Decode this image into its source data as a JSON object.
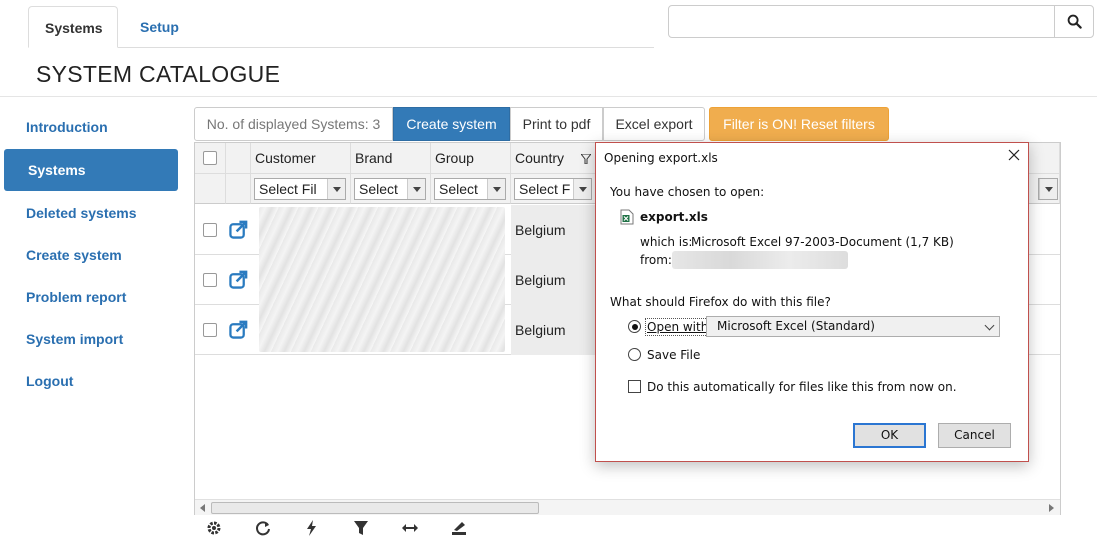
{
  "tabs": [
    {
      "label": "Systems",
      "active": true
    },
    {
      "label": "Setup",
      "active": false
    }
  ],
  "search": {
    "placeholder": ""
  },
  "page_title": "SYSTEM CATALOGUE",
  "sidebar": {
    "items": [
      {
        "label": "Introduction"
      },
      {
        "label": "Systems",
        "active": true
      },
      {
        "label": "Deleted systems"
      },
      {
        "label": "Create system"
      },
      {
        "label": "Problem report"
      },
      {
        "label": "System import"
      },
      {
        "label": "Logout"
      }
    ]
  },
  "toolbar": {
    "count_label": "No. of displayed Systems: 3",
    "create_label": "Create system",
    "pdf_label": "Print to pdf",
    "excel_label": "Excel export",
    "filter_label": "Filter is ON! Reset filters",
    "filter_color": "#f0ad4e",
    "primary_color": "#337ab7"
  },
  "grid": {
    "columns": [
      "Customer",
      "Brand",
      "Group",
      "Country"
    ],
    "filters": [
      "Select Fil",
      "Select",
      "Select",
      "Select F"
    ],
    "rows": [
      {
        "country": "Belgium"
      },
      {
        "country": "Belgium"
      },
      {
        "country": "Belgium"
      }
    ],
    "row_icon": "external-link-icon"
  },
  "footer_icons": [
    "gear-icon",
    "refresh-icon",
    "bolt-icon",
    "filter-icon",
    "resize-horizontal-icon",
    "export-icon"
  ],
  "dialog": {
    "title": "Opening export.xls",
    "intro": "You have chosen to open:",
    "file_name": "export.xls",
    "which_is_label": "which is:",
    "which_is_value": "Microsoft Excel 97-2003-Document (1,7 KB)",
    "from_label": "from:",
    "question": "What should Firefox do with this file?",
    "open_with_label": "Open with",
    "open_with_value": "Microsoft Excel (Standard)",
    "save_file_label": "Save File",
    "auto_label": "Do this automatically for files like this from now on.",
    "ok_label": "OK",
    "cancel_label": "Cancel"
  }
}
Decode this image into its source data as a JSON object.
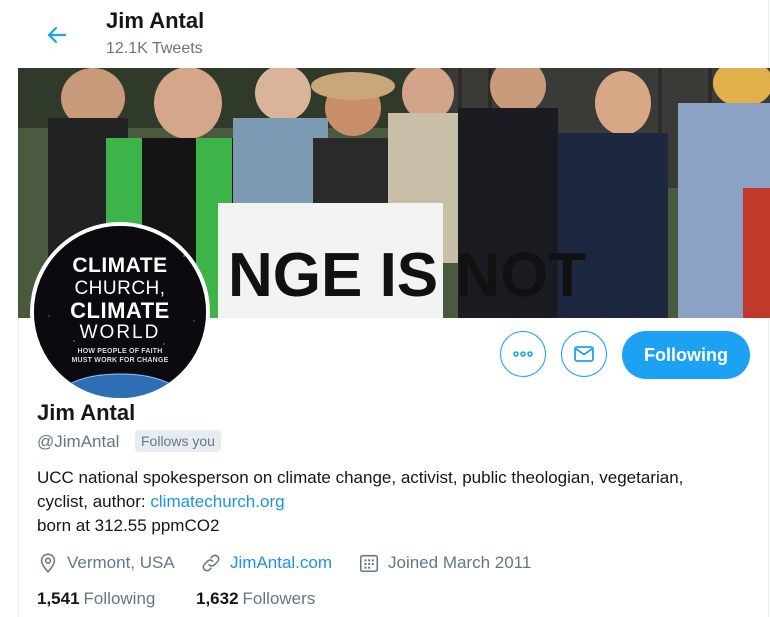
{
  "header": {
    "name": "Jim Antal",
    "tweet_count": "12.1K Tweets"
  },
  "banner": {
    "sign_text": "NGE IS NOT"
  },
  "avatar": {
    "line1": "CLIMATE",
    "line2": "CHURCH,",
    "line3": "CLIMATE",
    "line4": "WORLD",
    "sub1": "HOW PEOPLE OF FAITH",
    "sub2": "MUST WORK FOR CHANGE"
  },
  "actions": {
    "follow_label": "Following"
  },
  "profile": {
    "display_name": "Jim Antal",
    "handle": "@JimAntal",
    "follows_you": "Follows you",
    "bio_text": "UCC national spokesperson on climate change, activist, public theologian, vegetarian, cyclist, author:",
    "bio_link": "climatechurch.org",
    "bio_line2": "born at 312.55 ppmCO2"
  },
  "meta": {
    "location": "Vermont, USA",
    "website": "JimAntal.com",
    "joined": "Joined March 2011"
  },
  "stats": {
    "following_count": "1,541",
    "following_label": "Following",
    "followers_count": "1,632",
    "followers_label": "Followers"
  },
  "colors": {
    "accent": "#1da1f2",
    "link": "#1b95e0",
    "secondary_text": "#657786"
  },
  "icons": [
    "back-arrow-icon",
    "more-dots-icon",
    "envelope-icon",
    "location-pin-icon",
    "link-icon",
    "calendar-icon"
  ]
}
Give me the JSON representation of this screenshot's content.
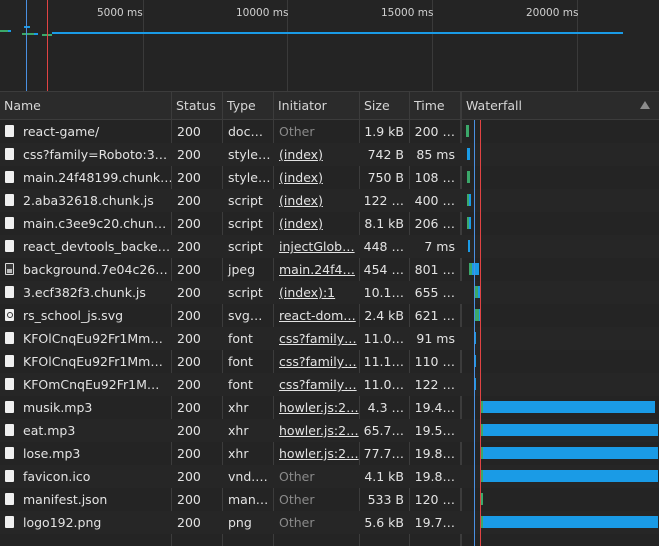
{
  "overview": {
    "ticks": [
      "5000 ms",
      "10000 ms",
      "15000 ms",
      "20000 ms"
    ]
  },
  "columns": {
    "name": "Name",
    "status": "Status",
    "type": "Type",
    "initiator": "Initiator",
    "size": "Size",
    "time": "Time",
    "waterfall": "Waterfall"
  },
  "colors": {
    "waiting": "#3ba86a",
    "download": "#1a9be6",
    "dom_loaded_line": "#4a90e2",
    "load_line": "#e04343"
  },
  "requests": [
    {
      "name": "react-game/",
      "status": "200",
      "type": "doc…",
      "initiator": "Other",
      "initiator_kind": "muted",
      "size": "1.9 kB",
      "time": "200 …",
      "icon": "document-icon"
    },
    {
      "name": "css?family=Roboto:3…",
      "status": "200",
      "type": "style…",
      "initiator": "(index)",
      "initiator_kind": "link",
      "size": "742 B",
      "time": "85 ms",
      "icon": "document-icon"
    },
    {
      "name": "main.24f48199.chunk…",
      "status": "200",
      "type": "style…",
      "initiator": "(index)",
      "initiator_kind": "link",
      "size": "750 B",
      "time": "108 …",
      "icon": "document-icon"
    },
    {
      "name": "2.aba32618.chunk.js",
      "status": "200",
      "type": "script",
      "initiator": "(index)",
      "initiator_kind": "link",
      "size": "122 …",
      "time": "400 …",
      "icon": "document-icon"
    },
    {
      "name": "main.c3ee9c20.chun…",
      "status": "200",
      "type": "script",
      "initiator": "(index)",
      "initiator_kind": "link",
      "size": "8.1 kB",
      "time": "206 …",
      "icon": "document-icon"
    },
    {
      "name": "react_devtools_backe…",
      "status": "200",
      "type": "script",
      "initiator": "injectGlob…",
      "initiator_kind": "link",
      "size": "448 …",
      "time": "7 ms",
      "icon": "document-icon"
    },
    {
      "name": "background.7e04c26…",
      "status": "200",
      "type": "jpeg",
      "initiator": "main.24f4…",
      "initiator_kind": "link",
      "size": "454 …",
      "time": "801 …",
      "icon": "image-icon"
    },
    {
      "name": "3.ecf382f3.chunk.js",
      "status": "200",
      "type": "script",
      "initiator": "(index):1",
      "initiator_kind": "link",
      "size": "10.1…",
      "time": "655 …",
      "icon": "document-icon"
    },
    {
      "name": "rs_school_js.svg",
      "status": "200",
      "type": "svg…",
      "initiator": "react-dom…",
      "initiator_kind": "link",
      "size": "2.4 kB",
      "time": "621 …",
      "icon": "svg-icon"
    },
    {
      "name": "KFOlCnqEu92Fr1Mm…",
      "status": "200",
      "type": "font",
      "initiator": "css?family…",
      "initiator_kind": "link",
      "size": "11.0…",
      "time": "91 ms",
      "icon": "document-icon"
    },
    {
      "name": "KFOlCnqEu92Fr1Mm…",
      "status": "200",
      "type": "font",
      "initiator": "css?family…",
      "initiator_kind": "link",
      "size": "11.1…",
      "time": "110 …",
      "icon": "document-icon"
    },
    {
      "name": "KFOmCnqEu92Fr1M…",
      "status": "200",
      "type": "font",
      "initiator": "css?family…",
      "initiator_kind": "link",
      "size": "11.0…",
      "time": "122 …",
      "icon": "document-icon"
    },
    {
      "name": "musik.mp3",
      "status": "200",
      "type": "xhr",
      "initiator": "howler.js:2…",
      "initiator_kind": "link",
      "size": "4.3 …",
      "time": "19.4…",
      "icon": "document-icon"
    },
    {
      "name": "eat.mp3",
      "status": "200",
      "type": "xhr",
      "initiator": "howler.js:2…",
      "initiator_kind": "link",
      "size": "65.7…",
      "time": "19.5…",
      "icon": "document-icon"
    },
    {
      "name": "lose.mp3",
      "status": "200",
      "type": "xhr",
      "initiator": "howler.js:2…",
      "initiator_kind": "link",
      "size": "77.7…",
      "time": "19.8…",
      "icon": "document-icon"
    },
    {
      "name": "favicon.ico",
      "status": "200",
      "type": "vnd.…",
      "initiator": "Other",
      "initiator_kind": "muted",
      "size": "4.1 kB",
      "time": "19.8…",
      "icon": "document-icon"
    },
    {
      "name": "manifest.json",
      "status": "200",
      "type": "man…",
      "initiator": "Other",
      "initiator_kind": "muted",
      "size": "533 B",
      "time": "120 …",
      "icon": "document-icon"
    },
    {
      "name": "logo192.png",
      "status": "200",
      "type": "png",
      "initiator": "Other",
      "initiator_kind": "muted",
      "size": "5.6 kB",
      "time": "19.7…",
      "icon": "document-icon"
    }
  ]
}
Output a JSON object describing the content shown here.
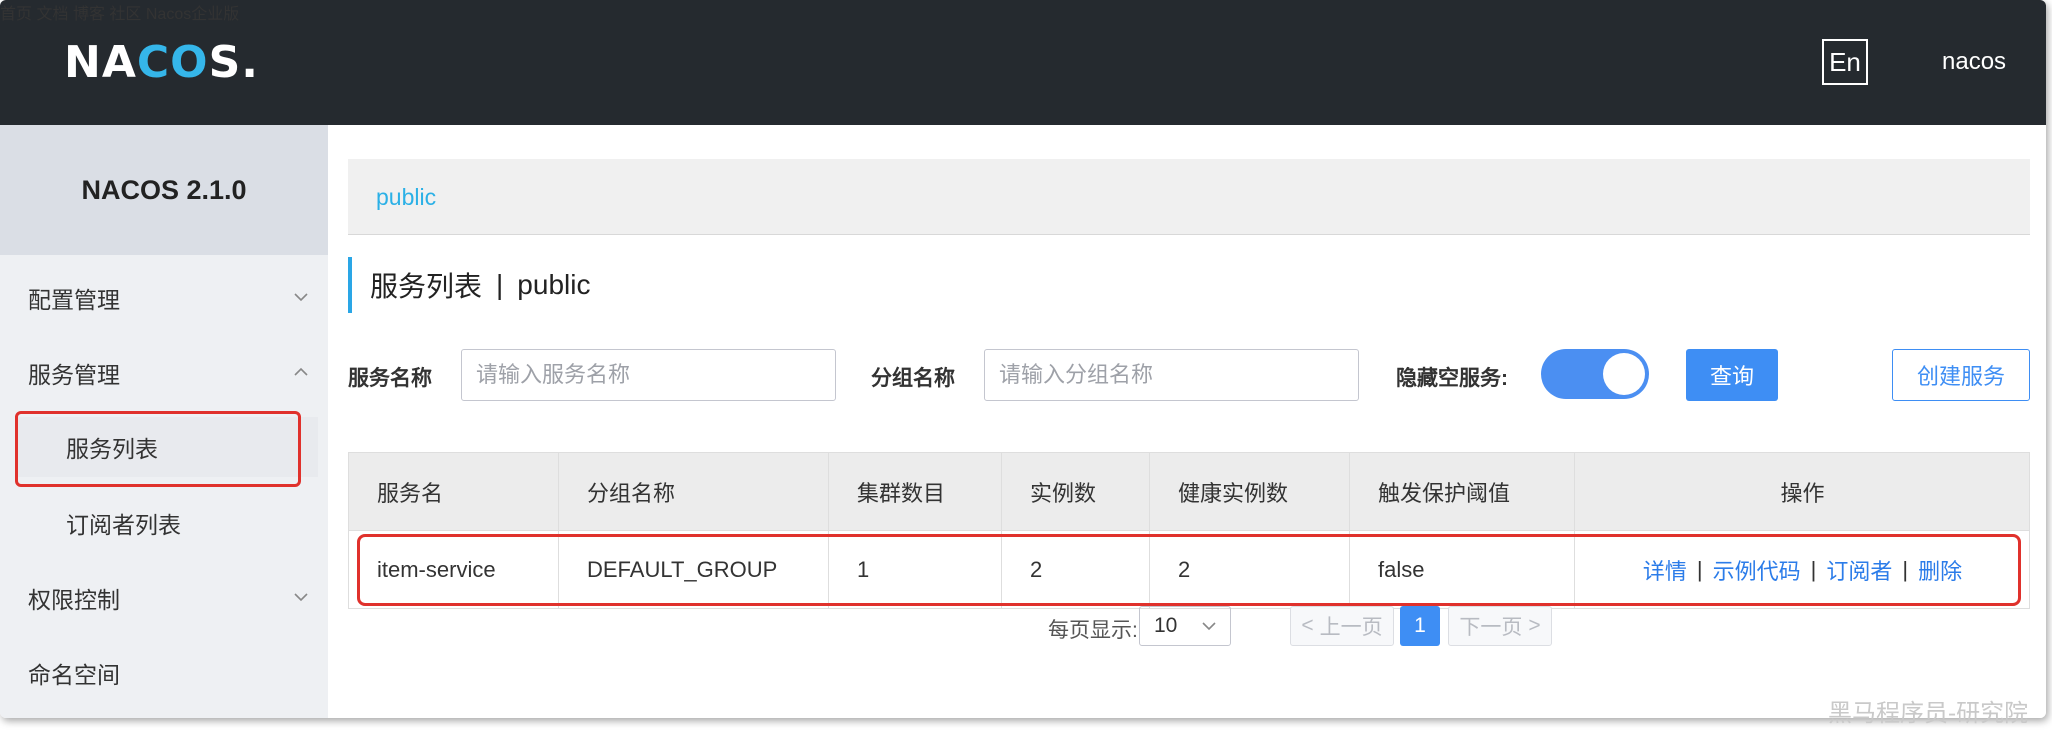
{
  "app": {
    "logo": {
      "pre": "NA",
      "mid": "CO",
      "post": "S."
    }
  },
  "header": {
    "nav": [
      "首页",
      "文档",
      "博客",
      "社区",
      "Nacos企业版"
    ],
    "lang": "En",
    "user": "nacos"
  },
  "sidebar": {
    "version": "NACOS 2.1.0",
    "items": [
      {
        "label": "配置管理"
      },
      {
        "label": "服务管理"
      },
      {
        "label": "服务列表"
      },
      {
        "label": "订阅者列表"
      },
      {
        "label": "权限控制"
      },
      {
        "label": "命名空间"
      }
    ]
  },
  "namespace": "public",
  "page": {
    "title": "服务列表",
    "sep": "|",
    "namespace": "public"
  },
  "filters": {
    "service_label": "服务名称",
    "service_placeholder": "请输入服务名称",
    "group_label": "分组名称",
    "group_placeholder": "请输入分组名称",
    "hide_empty_label": "隐藏空服务:",
    "hide_empty_on": true,
    "query_label": "查询",
    "create_label": "创建服务"
  },
  "table": {
    "headers": [
      "服务名",
      "分组名称",
      "集群数目",
      "实例数",
      "健康实例数",
      "触发保护阈值",
      "操作"
    ],
    "rows": [
      {
        "name": "item-service",
        "group": "DEFAULT_GROUP",
        "clusters": "1",
        "instances": "2",
        "healthy": "2",
        "threshold": "false"
      }
    ],
    "ops": [
      "详情",
      "示例代码",
      "订阅者",
      "删除"
    ],
    "op_sep": "|"
  },
  "pagination": {
    "page_size_label": "每页显示:",
    "page_size": "10",
    "prev": "上一页",
    "current": "1",
    "next": "下一页"
  },
  "watermark": "黑马程序员-研究院",
  "colors": {
    "header_bg": "#252a2f",
    "accent": "#3e8ef4",
    "highlight": "#e0312c",
    "link": "#2bb0e6"
  }
}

Stated goal:
Look through the entries above and list every line containing "active".

Solution to this task:
      "active": true
      "active": false
        "active": true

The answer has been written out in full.